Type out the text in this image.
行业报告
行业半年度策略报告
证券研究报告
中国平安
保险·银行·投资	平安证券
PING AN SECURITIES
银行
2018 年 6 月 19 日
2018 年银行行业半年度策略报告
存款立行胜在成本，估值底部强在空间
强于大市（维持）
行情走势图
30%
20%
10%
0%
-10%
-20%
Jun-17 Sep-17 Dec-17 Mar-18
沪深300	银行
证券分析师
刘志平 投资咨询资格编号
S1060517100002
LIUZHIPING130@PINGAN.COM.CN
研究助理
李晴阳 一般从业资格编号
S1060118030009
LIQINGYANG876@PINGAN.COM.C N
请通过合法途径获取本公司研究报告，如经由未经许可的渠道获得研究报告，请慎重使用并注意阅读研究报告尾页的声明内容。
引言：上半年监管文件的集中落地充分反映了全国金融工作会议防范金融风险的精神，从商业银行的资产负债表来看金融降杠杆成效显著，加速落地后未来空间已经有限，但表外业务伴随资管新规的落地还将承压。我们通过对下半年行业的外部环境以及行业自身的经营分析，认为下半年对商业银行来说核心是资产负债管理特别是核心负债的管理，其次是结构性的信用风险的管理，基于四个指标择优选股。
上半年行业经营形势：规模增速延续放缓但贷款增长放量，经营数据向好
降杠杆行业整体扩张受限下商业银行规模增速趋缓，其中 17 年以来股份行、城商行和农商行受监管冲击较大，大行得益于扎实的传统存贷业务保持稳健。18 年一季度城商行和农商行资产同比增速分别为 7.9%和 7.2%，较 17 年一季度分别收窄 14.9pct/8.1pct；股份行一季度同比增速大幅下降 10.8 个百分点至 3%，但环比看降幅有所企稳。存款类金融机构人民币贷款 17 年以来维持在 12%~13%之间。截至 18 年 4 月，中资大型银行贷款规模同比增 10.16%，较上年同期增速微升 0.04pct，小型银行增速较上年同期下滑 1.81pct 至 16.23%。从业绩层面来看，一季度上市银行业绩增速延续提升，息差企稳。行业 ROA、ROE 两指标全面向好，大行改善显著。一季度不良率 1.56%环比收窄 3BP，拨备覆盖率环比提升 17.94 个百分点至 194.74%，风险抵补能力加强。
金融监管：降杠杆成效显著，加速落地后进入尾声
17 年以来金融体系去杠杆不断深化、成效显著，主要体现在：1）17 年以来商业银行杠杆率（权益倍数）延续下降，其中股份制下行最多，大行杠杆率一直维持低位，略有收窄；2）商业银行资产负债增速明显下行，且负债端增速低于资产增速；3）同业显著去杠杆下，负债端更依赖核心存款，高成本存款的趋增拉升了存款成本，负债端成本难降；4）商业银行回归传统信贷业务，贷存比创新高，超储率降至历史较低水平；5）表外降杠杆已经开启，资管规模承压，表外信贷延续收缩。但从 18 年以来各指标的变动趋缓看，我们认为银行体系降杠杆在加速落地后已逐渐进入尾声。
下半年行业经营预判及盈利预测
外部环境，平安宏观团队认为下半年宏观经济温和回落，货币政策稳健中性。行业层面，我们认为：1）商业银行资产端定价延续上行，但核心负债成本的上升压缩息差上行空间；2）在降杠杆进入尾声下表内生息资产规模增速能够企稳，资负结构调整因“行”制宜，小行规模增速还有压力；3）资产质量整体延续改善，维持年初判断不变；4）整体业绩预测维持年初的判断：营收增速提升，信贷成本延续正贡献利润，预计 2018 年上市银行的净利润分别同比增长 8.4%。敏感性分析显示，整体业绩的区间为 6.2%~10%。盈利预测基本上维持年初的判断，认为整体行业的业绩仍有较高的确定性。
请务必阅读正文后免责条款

——————

- DO THIS: Write out the whole listing exactly.

- RESPONSE TO THIS TASK:
Type out the text in this image.
行业报告
行业半年度策略报告
证券研究报告
中国平安
保险·银行·投资	平安证券
PING AN SECURITIES
银行
2018 年 6 月 19 日
2018 年银行行业半年度策略报告
存款立行胜在成本，估值底部强在空间
强于大市（维持）
行情走势图
30%
20%
10%
0%
-10%
-20%
Jun-17 Sep-17 Dec-17 Mar-18
沪深300	银行
证券分析师
刘志平 投资咨询资格编号
S1060517100002
LIUZHIPING130@PINGAN.COM.CN
研究助理
李晴阳 一般从业资格编号
S1060118030009
LIQINGYANG876@PINGAN.COM.C N
请通过合法途径获取本公司研究报告，如经由未经许可的渠道获得研究报告，请慎重使用并注意阅读研究报告尾页的声明内容。
引言：上半年监管文件的集中落地充分反映了全国金融工作会议防范金融风险的精神，从商业银行的资产负债表来看金融降杠杆成效显著，加速落地后未来空间已经有限，但表外业务伴随资管新规的落地还将承压。我们通过对下半年行业的外部环境以及行业自身的经营分析，认为下半年对商业银行来说核心是资产负债管理特别是核心负债的管理，其次是结构性的信用风险的管理，基于四个指标择优选股。
上半年行业经营形势：规模增速延续放缓但贷款增长放量，经营数据向好
降杠杆行业整体扩张受限下商业银行规模增速趋缓，其中 17 年以来股份行、城商行和农商行受监管冲击较大，大行得益于扎实的传统存贷业务保持稳健。18 年一季度城商行和农商行资产同比增速分别为 7.9%和 7.2%，较 17 年一季度分别收窄 14.9pct/8.1pct；股份行一季度同比增速大幅下降 10.8 个百分点至 3%，但环比看降幅有所企稳。存款类金融机构人民币贷款 17 年以来维持在 12%~13%之间。截至 18 年 4 月，中资大型银行贷款规模同比增 10.16%，较上年同期增速微升 0.04pct，小型银行增速较上年同期下滑 1.81pct 至 16.23%。从业绩层面来看，一季度上市银行业绩增速延续提升，息差企稳。行业 ROA、ROE 两指标全面向好，大行改善显著。一季度不良率 1.56%环比收窄 3BP，拨备覆盖率环比提升 17.94 个百分点至 194.74%，风险抵补能力加强。
金融监管：降杠杆成效显著，加速落地后进入尾声
17 年以来金融体系去杠杆不断深化、成效显著，主要体现在：1）17 年以来商业银行杠杆率（权益倍数）延续下降，其中股份制下行最多，大行杠杆率一直维持低位，略有收窄；2）商业银行资产负债增速明显下行，且负债端增速低于资产增速；3）同业显著去杠杆下，负债端更依赖核心存款，高成本存款的趋增拉升了存款成本，负债端成本难降；4）商业银行回归传统信贷业务，贷存比创新高，超储率降至历史较低水平；5）表外降杠杆已经开启，资管规模承压，表外信贷延续收缩。但从 18 年以来各指标的变动趋缓看，我们认为银行体系降杠杆在加速落地后已逐渐进入尾声。
下半年行业经营预判及盈利预测
外部环境，平安宏观团队认为下半年宏观经济温和回落，货币政策稳健中性。行业层面，我们认为：1）商业银行资产端定价延续上行，但核心负债成本的上升压缩息差上行空间；2）在降杠杆进入尾声下表内生息资产规模增速能够企稳，资负结构调整因“行”制宜，小行规模增速还有压力；3）资产质量整体延续改善，维持年初判断不变；4）整体业绩预测维持年初的判断：营收增速提升，信贷成本延续正贡献利润，预计 2018 年上市银行的净利润分别同比增长 8.4%。敏感性分析显示，整体业绩的区间为 6.2%~10%。盈利预测基本上维持年初的判断，认为整体行业的业绩仍有较高的确定性。
请务必阅读正文后免责条款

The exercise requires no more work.